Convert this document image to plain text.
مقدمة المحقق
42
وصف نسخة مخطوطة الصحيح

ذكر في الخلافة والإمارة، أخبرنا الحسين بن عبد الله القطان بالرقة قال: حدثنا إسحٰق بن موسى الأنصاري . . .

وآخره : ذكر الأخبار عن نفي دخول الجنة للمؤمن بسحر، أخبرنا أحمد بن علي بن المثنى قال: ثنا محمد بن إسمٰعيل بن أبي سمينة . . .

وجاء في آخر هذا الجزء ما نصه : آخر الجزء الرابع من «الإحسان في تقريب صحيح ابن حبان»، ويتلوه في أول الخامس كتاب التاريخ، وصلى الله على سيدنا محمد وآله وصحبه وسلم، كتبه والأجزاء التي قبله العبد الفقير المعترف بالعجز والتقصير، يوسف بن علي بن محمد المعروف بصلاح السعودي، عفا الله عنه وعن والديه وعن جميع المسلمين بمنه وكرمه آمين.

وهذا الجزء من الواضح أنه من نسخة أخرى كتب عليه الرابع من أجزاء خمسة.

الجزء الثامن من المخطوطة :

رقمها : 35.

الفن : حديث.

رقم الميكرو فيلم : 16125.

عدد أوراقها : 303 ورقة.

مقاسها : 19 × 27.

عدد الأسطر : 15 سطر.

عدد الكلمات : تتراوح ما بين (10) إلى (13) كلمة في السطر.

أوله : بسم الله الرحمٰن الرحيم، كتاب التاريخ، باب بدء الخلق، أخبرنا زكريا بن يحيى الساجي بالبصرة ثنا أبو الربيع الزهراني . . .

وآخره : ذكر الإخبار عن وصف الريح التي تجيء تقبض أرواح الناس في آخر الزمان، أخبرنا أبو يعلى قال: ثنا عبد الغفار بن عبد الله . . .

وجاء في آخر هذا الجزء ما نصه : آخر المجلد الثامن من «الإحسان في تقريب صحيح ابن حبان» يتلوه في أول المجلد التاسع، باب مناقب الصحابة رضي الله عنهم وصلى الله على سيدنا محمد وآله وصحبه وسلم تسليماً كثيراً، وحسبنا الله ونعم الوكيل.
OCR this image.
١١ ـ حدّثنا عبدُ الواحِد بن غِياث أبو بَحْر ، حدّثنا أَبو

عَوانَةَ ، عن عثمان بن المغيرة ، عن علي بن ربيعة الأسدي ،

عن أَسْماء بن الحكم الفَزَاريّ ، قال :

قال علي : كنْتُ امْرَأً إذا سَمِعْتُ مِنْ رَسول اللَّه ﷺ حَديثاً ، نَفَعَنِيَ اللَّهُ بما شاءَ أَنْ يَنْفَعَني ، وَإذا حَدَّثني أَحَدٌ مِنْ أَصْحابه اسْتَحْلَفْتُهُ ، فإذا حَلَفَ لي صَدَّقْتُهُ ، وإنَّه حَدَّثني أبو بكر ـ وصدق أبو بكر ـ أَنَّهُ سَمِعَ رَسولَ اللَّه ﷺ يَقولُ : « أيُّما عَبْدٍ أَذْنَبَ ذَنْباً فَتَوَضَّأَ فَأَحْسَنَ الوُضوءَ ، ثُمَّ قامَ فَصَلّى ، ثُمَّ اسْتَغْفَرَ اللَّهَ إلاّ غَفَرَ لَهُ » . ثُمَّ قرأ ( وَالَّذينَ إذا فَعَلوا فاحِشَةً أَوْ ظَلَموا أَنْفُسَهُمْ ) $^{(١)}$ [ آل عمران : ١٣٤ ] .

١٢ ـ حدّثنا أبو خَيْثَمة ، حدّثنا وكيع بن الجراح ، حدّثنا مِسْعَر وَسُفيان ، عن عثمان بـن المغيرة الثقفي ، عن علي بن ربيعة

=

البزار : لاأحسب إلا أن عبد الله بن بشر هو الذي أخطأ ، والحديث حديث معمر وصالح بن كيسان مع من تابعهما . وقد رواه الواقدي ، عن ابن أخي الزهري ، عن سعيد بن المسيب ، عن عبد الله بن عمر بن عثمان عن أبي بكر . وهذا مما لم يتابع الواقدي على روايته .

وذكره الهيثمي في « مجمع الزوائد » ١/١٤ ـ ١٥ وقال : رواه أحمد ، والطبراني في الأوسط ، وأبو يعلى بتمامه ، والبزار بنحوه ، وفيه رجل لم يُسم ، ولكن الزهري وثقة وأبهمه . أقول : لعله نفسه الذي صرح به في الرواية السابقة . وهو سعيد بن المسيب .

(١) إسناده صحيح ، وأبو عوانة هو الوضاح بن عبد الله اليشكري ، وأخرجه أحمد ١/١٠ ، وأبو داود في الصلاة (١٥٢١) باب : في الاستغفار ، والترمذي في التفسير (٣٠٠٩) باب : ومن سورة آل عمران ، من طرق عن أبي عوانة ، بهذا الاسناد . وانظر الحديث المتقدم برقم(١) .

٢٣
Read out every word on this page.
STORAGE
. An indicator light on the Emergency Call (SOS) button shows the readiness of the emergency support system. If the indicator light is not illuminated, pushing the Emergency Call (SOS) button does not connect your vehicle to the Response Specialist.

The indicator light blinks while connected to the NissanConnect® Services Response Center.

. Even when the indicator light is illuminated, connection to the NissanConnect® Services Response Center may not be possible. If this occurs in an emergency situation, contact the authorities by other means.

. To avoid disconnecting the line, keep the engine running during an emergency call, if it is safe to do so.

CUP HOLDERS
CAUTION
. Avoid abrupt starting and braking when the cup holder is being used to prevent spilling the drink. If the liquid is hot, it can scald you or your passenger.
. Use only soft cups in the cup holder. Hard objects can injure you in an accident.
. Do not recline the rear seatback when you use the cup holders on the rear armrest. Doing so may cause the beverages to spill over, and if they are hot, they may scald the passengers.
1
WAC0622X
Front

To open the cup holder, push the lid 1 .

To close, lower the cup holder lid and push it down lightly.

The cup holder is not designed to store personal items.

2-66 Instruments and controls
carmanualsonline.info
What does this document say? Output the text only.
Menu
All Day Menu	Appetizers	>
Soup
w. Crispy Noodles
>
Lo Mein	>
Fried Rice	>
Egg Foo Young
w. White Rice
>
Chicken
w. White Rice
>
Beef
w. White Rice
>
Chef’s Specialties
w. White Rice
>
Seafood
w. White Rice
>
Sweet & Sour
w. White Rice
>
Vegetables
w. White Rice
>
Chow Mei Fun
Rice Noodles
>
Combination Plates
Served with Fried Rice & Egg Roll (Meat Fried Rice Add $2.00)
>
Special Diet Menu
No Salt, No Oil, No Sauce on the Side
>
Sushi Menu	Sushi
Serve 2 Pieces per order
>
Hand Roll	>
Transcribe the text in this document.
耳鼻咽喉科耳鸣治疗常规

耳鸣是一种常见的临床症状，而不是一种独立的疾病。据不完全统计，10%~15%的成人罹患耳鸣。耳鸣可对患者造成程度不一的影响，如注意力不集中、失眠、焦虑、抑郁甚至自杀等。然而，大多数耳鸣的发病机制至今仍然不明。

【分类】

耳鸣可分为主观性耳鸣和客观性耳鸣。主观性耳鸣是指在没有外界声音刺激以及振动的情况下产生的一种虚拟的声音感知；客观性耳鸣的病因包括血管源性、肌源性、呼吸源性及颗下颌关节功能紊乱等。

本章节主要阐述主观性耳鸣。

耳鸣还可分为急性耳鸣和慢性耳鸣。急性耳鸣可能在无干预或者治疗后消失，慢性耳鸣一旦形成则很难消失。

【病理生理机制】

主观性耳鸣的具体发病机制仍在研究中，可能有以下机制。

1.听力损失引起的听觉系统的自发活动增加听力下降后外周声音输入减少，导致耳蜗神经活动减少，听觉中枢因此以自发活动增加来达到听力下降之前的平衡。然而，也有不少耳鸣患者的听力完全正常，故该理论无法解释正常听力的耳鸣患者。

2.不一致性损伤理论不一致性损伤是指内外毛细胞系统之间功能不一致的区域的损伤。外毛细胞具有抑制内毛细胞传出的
========
> Exercise description: Output all of the material exactly as written.

> Result:
Convert this document image to plain text.
مقدمة المحقق
42
وصف نسخة مخطوطة الصحيح

ذكر في الخلافة والإمارة، أخبرنا الحسين بن عبد الله القطان بالرقة قال: حدثنا إسحٰق بن موسى الأنصاري . . .

وآخره : ذكر الأخبار عن نفي دخول الجنة للمؤمن بسحر، أخبرنا أحمد بن علي بن المثنى قال: ثنا محمد بن إسمٰعيل بن أبي سمينة . . .

وجاء في آخر هذا الجزء ما نصه : آخر الجزء الرابع من «الإحسان في تقريب صحيح ابن حبان»، ويتلوه في أول الخامس كتاب التاريخ، وصلى الله على سيدنا محمد وآله وصحبه وسلم، كتبه والأجزاء التي قبله العبد الفقير المعترف بالعجز والتقصير، يوسف بن علي بن محمد المعروف بصلاح السعودي، عفا الله عنه وعن والديه وعن جميع المسلمين بمنه وكرمه آمين.

وهذا الجزء من الواضح أنه من نسخة أخرى كتب عليه الرابع من أجزاء خمسة.

الجزء الثامن من المخطوطة :

رقمها : 35.

الفن : حديث.

رقم الميكرو فيلم : 16125.

عدد أوراقها : 303 ورقة.

مقاسها : 19 × 27.

عدد الأسطر : 15 سطر.

عدد الكلمات : تتراوح ما بين (10) إلى (13) كلمة في السطر.

أوله : بسم الله الرحمٰن الرحيم، كتاب التاريخ، باب بدء الخلق، أخبرنا زكريا بن يحيى الساجي بالبصرة ثنا أبو الربيع الزهراني . . .

وآخره : ذكر الإخبار عن وصف الريح التي تجيء تقبض أرواح الناس في آخر الزمان، أخبرنا أبو يعلى قال: ثنا عبد الغفار بن عبد الله . . .

وجاء في آخر هذا الجزء ما نصه : آخر المجلد الثامن من «الإحسان في تقريب صحيح ابن حبان» يتلوه في أول المجلد التاسع، باب مناقب الصحابة رضي الله عنهم وصلى الله على سيدنا محمد وآله وصحبه وسلم تسليماً كثيراً، وحسبنا الله ونعم الوكيل.
OCR this image.
١١ ـ حدّثنا عبدُ الواحِد بن غِياث أبو بَحْر ، حدّثنا أَبو

عَوانَةَ ، عن عثمان بن المغيرة ، عن علي بن ربيعة الأسدي ،

عن أَسْماء بن الحكم الفَزَاريّ ، قال :

قال علي : كنْتُ امْرَأً إذا سَمِعْتُ مِنْ رَسول اللَّه ﷺ حَديثاً ، نَفَعَنِيَ اللَّهُ بما شاءَ أَنْ يَنْفَعَني ، وَإذا حَدَّثني أَحَدٌ مِنْ أَصْحابه اسْتَحْلَفْتُهُ ، فإذا حَلَفَ لي صَدَّقْتُهُ ، وإنَّه حَدَّثني أبو بكر ـ وصدق أبو بكر ـ أَنَّهُ سَمِعَ رَسولَ اللَّه ﷺ يَقولُ : « أيُّما عَبْدٍ أَذْنَبَ ذَنْباً فَتَوَضَّأَ فَأَحْسَنَ الوُضوءَ ، ثُمَّ قامَ فَصَلّى ، ثُمَّ اسْتَغْفَرَ اللَّهَ إلاّ غَفَرَ لَهُ » . ثُمَّ قرأ ( وَالَّذينَ إذا فَعَلوا فاحِشَةً أَوْ ظَلَموا أَنْفُسَهُمْ ) $^{(١)}$ [ آل عمران : ١٣٤ ] .

١٢ ـ حدّثنا أبو خَيْثَمة ، حدّثنا وكيع بن الجراح ، حدّثنا مِسْعَر وَسُفيان ، عن عثمان بـن المغيرة الثقفي ، عن علي بن ربيعة

=

البزار : لاأحسب إلا أن عبد الله بن بشر هو الذي أخطأ ، والحديث حديث معمر وصالح بن كيسان مع من تابعهما . وقد رواه الواقدي ، عن ابن أخي الزهري ، عن سعيد بن المسيب ، عن عبد الله بن عمر بن عثمان عن أبي بكر . وهذا مما لم يتابع الواقدي على روايته .

وذكره الهيثمي في « مجمع الزوائد » ١/١٤ ـ ١٥ وقال : رواه أحمد ، والطبراني في الأوسط ، وأبو يعلى بتمامه ، والبزار بنحوه ، وفيه رجل لم يُسم ، ولكن الزهري وثقة وأبهمه . أقول : لعله نفسه الذي صرح به في الرواية السابقة . وهو سعيد بن المسيب .

(١) إسناده صحيح ، وأبو عوانة هو الوضاح بن عبد الله اليشكري ، وأخرجه أحمد ١/١٠ ، وأبو داود في الصلاة (١٥٢١) باب : في الاستغفار ، والترمذي في التفسير (٣٠٠٩) باب : ومن سورة آل عمران ، من طرق عن أبي عوانة ، بهذا الاسناد . وانظر الحديث المتقدم برقم(١) .

٢٣
Read out every word on this page.
STORAGE
. An indicator light on the Emergency Call (SOS) button shows the readiness of the emergency support system. If the indicator light is not illuminated, pushing the Emergency Call (SOS) button does not connect your vehicle to the Response Specialist.

The indicator light blinks while connected to the NissanConnect® Services Response Center.

. Even when the indicator light is illuminated, connection to the NissanConnect® Services Response Center may not be possible. If this occurs in an emergency situation, contact the authorities by other means.

. To avoid disconnecting the line, keep the engine running during an emergency call, if it is safe to do so.

CUP HOLDERS
CAUTION
. Avoid abrupt starting and braking when the cup holder is being used to prevent spilling the drink. If the liquid is hot, it can scald you or your passenger.
. Use only soft cups in the cup holder. Hard objects can injure you in an accident.
. Do not recline the rear seatback when you use the cup holders on the rear armrest. Doing so may cause the beverages to spill over, and if they are hot, they may scald the passengers.
1
WAC0622X
Front

To open the cup holder, push the lid 1 .

To close, lower the cup holder lid and push it down lightly.

The cup holder is not designed to store personal items.

2-66 Instruments and controls
carmanualsonline.info
What does this document say? Output the text only.
Menu
All Day Menu	Appetizers	>
Soup
w. Crispy Noodles
>
Lo Mein	>
Fried Rice	>
Egg Foo Young
w. White Rice
>
Chicken
w. White Rice
>
Beef
w. White Rice
>
Chef’s Specialties
w. White Rice
>
Seafood
w. White Rice
>
Sweet & Sour
w. White Rice
>
Vegetables
w. White Rice
>
Chow Mei Fun
Rice Noodles
>
Combination Plates
Served with Fried Rice & Egg Roll (Meat Fried Rice Add $2.00)
>
Special Diet Menu
No Salt, No Oil, No Sauce on the Side
>
Sushi Menu	Sushi
Serve 2 Pieces per order
>
Hand Roll	>
Transcribe the text in this document.
耳鼻咽喉科耳鸣治疗常规

耳鸣是一种常见的临床症状，而不是一种独立的疾病。据不完全统计，10%~15%的成人罹患耳鸣。耳鸣可对患者造成程度不一的影响，如注意力不集中、失眠、焦虑、抑郁甚至自杀等。然而，大多数耳鸣的发病机制至今仍然不明。

【分类】

耳鸣可分为主观性耳鸣和客观性耳鸣。主观性耳鸣是指在没有外界声音刺激以及振动的情况下产生的一种虚拟的声音感知；客观性耳鸣的病因包括血管源性、肌源性、呼吸源性及颗下颌关节功能紊乱等。

本章节主要阐述主观性耳鸣。

耳鸣还可分为急性耳鸣和慢性耳鸣。急性耳鸣可能在无干预或者治疗后消失，慢性耳鸣一旦形成则很难消失。

【病理生理机制】

主观性耳鸣的具体发病机制仍在研究中，可能有以下机制。

1.听力损失引起的听觉系统的自发活动增加听力下降后外周声音输入减少，导致耳蜗神经活动减少，听觉中枢因此以自发活动增加来达到听力下降之前的平衡。然而，也有不少耳鸣患者的听力完全正常，故该理论无法解释正常听力的耳鸣患者。

2.不一致性损伤理论不一致性损伤是指内外毛细胞系统之间功能不一致的区域的损伤。外毛细胞具有抑制内毛细胞传出的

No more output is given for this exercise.